[Start of Record list]
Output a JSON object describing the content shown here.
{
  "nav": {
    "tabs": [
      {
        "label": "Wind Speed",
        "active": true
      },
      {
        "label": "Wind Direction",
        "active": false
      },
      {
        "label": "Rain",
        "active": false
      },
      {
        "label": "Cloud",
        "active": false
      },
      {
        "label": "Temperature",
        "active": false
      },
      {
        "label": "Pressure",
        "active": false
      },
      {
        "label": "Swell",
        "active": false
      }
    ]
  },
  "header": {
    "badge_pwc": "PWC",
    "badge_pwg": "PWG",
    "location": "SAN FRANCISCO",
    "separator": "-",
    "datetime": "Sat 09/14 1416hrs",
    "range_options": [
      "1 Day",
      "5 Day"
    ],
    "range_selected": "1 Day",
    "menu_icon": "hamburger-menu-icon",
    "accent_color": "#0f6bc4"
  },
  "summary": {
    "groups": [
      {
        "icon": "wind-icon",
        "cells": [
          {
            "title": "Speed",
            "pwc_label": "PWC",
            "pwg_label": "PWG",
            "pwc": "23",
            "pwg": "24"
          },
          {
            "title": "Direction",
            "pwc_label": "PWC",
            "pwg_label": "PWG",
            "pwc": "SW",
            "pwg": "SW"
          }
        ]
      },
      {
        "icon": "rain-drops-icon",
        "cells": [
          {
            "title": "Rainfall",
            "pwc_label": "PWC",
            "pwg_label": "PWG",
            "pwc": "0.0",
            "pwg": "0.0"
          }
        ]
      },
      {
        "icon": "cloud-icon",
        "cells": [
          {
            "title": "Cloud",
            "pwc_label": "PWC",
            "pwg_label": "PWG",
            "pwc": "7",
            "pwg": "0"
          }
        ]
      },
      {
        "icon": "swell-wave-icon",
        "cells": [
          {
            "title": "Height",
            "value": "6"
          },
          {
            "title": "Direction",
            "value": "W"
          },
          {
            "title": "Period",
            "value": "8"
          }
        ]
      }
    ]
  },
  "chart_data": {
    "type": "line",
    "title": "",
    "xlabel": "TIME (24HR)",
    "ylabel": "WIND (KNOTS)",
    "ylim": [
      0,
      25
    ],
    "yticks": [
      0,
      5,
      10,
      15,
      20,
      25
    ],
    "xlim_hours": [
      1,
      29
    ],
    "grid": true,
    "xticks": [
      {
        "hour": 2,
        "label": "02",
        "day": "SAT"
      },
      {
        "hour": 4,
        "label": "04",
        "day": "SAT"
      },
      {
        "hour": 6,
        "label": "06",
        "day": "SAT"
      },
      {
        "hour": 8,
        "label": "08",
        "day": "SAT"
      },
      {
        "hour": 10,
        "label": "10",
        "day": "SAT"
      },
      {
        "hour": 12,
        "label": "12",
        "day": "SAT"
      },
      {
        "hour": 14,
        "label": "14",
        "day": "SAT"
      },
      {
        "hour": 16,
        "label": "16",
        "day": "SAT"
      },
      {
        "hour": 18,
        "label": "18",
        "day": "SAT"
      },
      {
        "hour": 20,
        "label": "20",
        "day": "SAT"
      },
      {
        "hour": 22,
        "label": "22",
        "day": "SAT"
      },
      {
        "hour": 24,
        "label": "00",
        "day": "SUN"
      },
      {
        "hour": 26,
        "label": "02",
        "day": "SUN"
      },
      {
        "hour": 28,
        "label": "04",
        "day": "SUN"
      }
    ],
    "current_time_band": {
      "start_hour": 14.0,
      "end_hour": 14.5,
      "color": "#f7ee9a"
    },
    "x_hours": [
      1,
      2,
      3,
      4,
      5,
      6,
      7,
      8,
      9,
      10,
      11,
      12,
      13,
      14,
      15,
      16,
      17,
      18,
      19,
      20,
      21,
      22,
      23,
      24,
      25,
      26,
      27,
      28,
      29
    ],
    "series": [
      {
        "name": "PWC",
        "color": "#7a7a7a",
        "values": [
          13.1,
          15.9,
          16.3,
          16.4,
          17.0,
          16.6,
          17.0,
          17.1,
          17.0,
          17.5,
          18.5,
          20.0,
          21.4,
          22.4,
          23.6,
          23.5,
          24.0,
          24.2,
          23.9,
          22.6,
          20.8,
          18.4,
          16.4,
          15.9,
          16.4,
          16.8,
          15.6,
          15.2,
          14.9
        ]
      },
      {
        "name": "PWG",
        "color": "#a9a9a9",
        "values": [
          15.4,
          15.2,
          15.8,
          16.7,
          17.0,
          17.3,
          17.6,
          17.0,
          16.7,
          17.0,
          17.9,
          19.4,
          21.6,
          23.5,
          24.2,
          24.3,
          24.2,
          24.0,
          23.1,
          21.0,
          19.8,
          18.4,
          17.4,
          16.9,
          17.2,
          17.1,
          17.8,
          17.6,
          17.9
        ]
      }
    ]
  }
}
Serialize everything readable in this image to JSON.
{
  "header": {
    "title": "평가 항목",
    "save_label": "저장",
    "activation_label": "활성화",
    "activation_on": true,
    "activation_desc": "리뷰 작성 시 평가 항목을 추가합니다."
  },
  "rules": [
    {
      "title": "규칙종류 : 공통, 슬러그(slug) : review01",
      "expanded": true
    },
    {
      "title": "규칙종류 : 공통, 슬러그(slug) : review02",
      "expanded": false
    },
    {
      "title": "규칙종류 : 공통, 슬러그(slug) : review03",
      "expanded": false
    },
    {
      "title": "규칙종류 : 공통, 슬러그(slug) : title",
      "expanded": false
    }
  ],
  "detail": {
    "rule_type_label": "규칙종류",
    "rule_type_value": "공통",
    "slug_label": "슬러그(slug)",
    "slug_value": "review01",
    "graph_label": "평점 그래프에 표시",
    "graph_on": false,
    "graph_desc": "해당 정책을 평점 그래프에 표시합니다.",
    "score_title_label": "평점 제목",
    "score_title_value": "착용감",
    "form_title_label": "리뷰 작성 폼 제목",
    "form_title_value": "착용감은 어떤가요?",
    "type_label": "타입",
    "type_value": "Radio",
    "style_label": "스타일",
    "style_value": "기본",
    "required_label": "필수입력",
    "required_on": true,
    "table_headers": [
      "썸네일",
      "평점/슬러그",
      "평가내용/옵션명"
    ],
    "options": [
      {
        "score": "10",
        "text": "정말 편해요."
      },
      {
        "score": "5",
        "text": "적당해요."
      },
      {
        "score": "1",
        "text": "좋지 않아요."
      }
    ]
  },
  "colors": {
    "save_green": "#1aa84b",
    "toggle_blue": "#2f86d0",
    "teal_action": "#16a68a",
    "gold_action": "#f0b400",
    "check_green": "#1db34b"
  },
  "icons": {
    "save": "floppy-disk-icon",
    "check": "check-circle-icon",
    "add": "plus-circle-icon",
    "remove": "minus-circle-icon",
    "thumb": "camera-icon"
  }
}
[End of Record list]
All of the lines above need to be given again exactly.

Output a JSON object describing the content shown here.
{
  "nav": {
    "tabs": [
      {
        "label": "Wind Speed",
        "active": true
      },
      {
        "label": "Wind Direction",
        "active": false
      },
      {
        "label": "Rain",
        "active": false
      },
      {
        "label": "Cloud",
        "active": false
      },
      {
        "label": "Temperature",
        "active": false
      },
      {
        "label": "Pressure",
        "active": false
      },
      {
        "label": "Swell",
        "active": false
      }
    ]
  },
  "header": {
    "badge_pwc": "PWC",
    "badge_pwg": "PWG",
    "location": "SAN FRANCISCO",
    "separator": "-",
    "datetime": "Sat 09/14 1416hrs",
    "range_options": [
      "1 Day",
      "5 Day"
    ],
    "range_selected": "1 Day",
    "menu_icon": "hamburger-menu-icon",
    "accent_color": "#0f6bc4"
  },
  "summary": {
    "groups": [
      {
        "icon": "wind-icon",
        "cells": [
          {
            "title": "Speed",
            "pwc_label": "PWC",
            "pwg_label": "PWG",
            "pwc": "23",
            "pwg": "24"
          },
          {
            "title": "Direction",
            "pwc_label": "PWC",
            "pwg_label": "PWG",
            "pwc": "SW",
            "pwg": "SW"
          }
        ]
      },
      {
        "icon": "rain-drops-icon",
        "cells": [
          {
            "title": "Rainfall",
            "pwc_label": "PWC",
            "pwg_label": "PWG",
            "pwc": "0.0",
            "pwg": "0.0"
          }
        ]
      },
      {
        "icon": "cloud-icon",
        "cells": [
          {
            "title": "Cloud",
            "pwc_label": "PWC",
            "pwg_label": "PWG",
            "pwc": "7",
            "pwg": "0"
          }
        ]
      },
      {
        "icon": "swell-wave-icon",
        "cells": [
          {
            "title": "Height",
            "value": "6"
          },
          {
            "title": "Direction",
            "value": "W"
          },
          {
            "title": "Period",
            "value": "8"
          }
        ]
      }
    ]
  },
  "chart_data": {
    "type": "line",
    "title": "",
    "xlabel": "TIME (24HR)",
    "ylabel": "WIND (KNOTS)",
    "ylim": [
      0,
      25
    ],
    "yticks": [
      0,
      5,
      10,
      15,
      20,
      25
    ],
    "xlim_hours": [
      1,
      29
    ],
    "grid": true,
    "xticks": [
      {
        "hour": 2,
        "label": "02",
        "day": "SAT"
      },
      {
        "hour": 4,
        "label": "04",
        "day": "SAT"
      },
      {
        "hour": 6,
        "label": "06",
        "day": "SAT"
      },
      {
        "hour": 8,
        "label": "08",
        "day": "SAT"
      },
      {
        "hour": 10,
        "label": "10",
        "day": "SAT"
      },
      {
        "hour": 12,
        "label": "12",
        "day": "SAT"
      },
      {
        "hour": 14,
        "label": "14",
        "day": "SAT"
      },
      {
        "hour": 16,
        "label": "16",
        "day": "SAT"
      },
      {
        "hour": 18,
        "label": "18",
        "day": "SAT"
      },
      {
        "hour": 20,
        "label": "20",
        "day": "SAT"
      },
      {
        "hour": 22,
        "label": "22",
        "day": "SAT"
      },
      {
        "hour": 24,
        "label": "00",
        "day": "SUN"
      },
      {
        "hour": 26,
        "label": "02",
        "day": "SUN"
      },
      {
        "hour": 28,
        "label": "04",
        "day": "SUN"
      }
    ],
    "current_time_band": {
      "start_hour": 14.0,
      "end_hour": 14.5,
      "color": "#f7ee9a"
    },
    "x_hours": [
      1,
      2,
      3,
      4,
      5,
      6,
      7,
      8,
      9,
      10,
      11,
      12,
      13,
      14,
      15,
      16,
      17,
      18,
      19,
      20,
      21,
      22,
      23,
      24,
      25,
      26,
      27,
      28,
      29
    ],
    "series": [
      {
        "name": "PWC",
        "color": "#7a7a7a",
        "values": [
          13.1,
          15.9,
          16.3,
          16.4,
          17.0,
          16.6,
          17.0,
          17.1,
          17.0,
          17.5,
          18.5,
          20.0,
          21.4,
          22.4,
          23.6,
          23.5,
          24.0,
          24.2,
          23.9,
          22.6,
          20.8,
          18.4,
          16.4,
          15.9,
          16.4,
          16.8,
          15.6,
          15.2,
          14.9
        ]
      },
      {
        "name": "PWG",
        "color": "#a9a9a9",
        "values": [
          15.4,
          15.2,
          15.8,
          16.7,
          17.0,
          17.3,
          17.6,
          17.0,
          16.7,
          17.0,
          17.9,
          19.4,
          21.6,
          23.5,
          24.2,
          24.3,
          24.2,
          24.0,
          23.1,
          21.0,
          19.8,
          18.4,
          17.4,
          16.9,
          17.2,
          17.1,
          17.8,
          17.6,
          17.9
        ]
      }
    ]
  }
}
Serialize everything readable in this image to JSON.
{
  "header": {
    "title": "평가 항목",
    "save_label": "저장",
    "activation_label": "활성화",
    "activation_on": true,
    "activation_desc": "리뷰 작성 시 평가 항목을 추가합니다."
  },
  "rules": [
    {
      "title": "규칙종류 : 공통, 슬러그(slug) : review01",
      "expanded": true
    },
    {
      "title": "규칙종류 : 공통, 슬러그(slug) : review02",
      "expanded": false
    },
    {
      "title": "규칙종류 : 공통, 슬러그(slug) : review03",
      "expanded": false
    },
    {
      "title": "규칙종류 : 공통, 슬러그(slug) : title",
      "expanded": false
    }
  ],
  "detail": {
    "rule_type_label": "규칙종류",
    "rule_type_value": "공통",
    "slug_label": "슬러그(slug)",
    "slug_value": "review01",
    "graph_label": "평점 그래프에 표시",
    "graph_on": false,
    "graph_desc": "해당 정책을 평점 그래프에 표시합니다.",
    "score_title_label": "평점 제목",
    "score_title_value": "착용감",
    "form_title_label": "리뷰 작성 폼 제목",
    "form_title_value": "착용감은 어떤가요?",
    "type_label": "타입",
    "type_value": "Radio",
    "style_label": "스타일",
    "style_value": "기본",
    "required_label": "필수입력",
    "required_on": true,
    "table_headers": [
      "썸네일",
      "평점/슬러그",
      "평가내용/옵션명"
    ],
    "options": [
      {
        "score": "10",
        "text": "정말 편해요."
      },
      {
        "score": "5",
        "text": "적당해요."
      },
      {
        "score": "1",
        "text": "좋지 않아요."
      }
    ]
  },
  "colors": {
    "save_green": "#1aa84b",
    "toggle_blue": "#2f86d0",
    "teal_action": "#16a68a",
    "gold_action": "#f0b400",
    "check_green": "#1db34b"
  },
  "icons": {
    "save": "floppy-disk-icon",
    "check": "check-circle-icon",
    "add": "plus-circle-icon",
    "remove": "minus-circle-icon",
    "thumb": "camera-icon"
  }
}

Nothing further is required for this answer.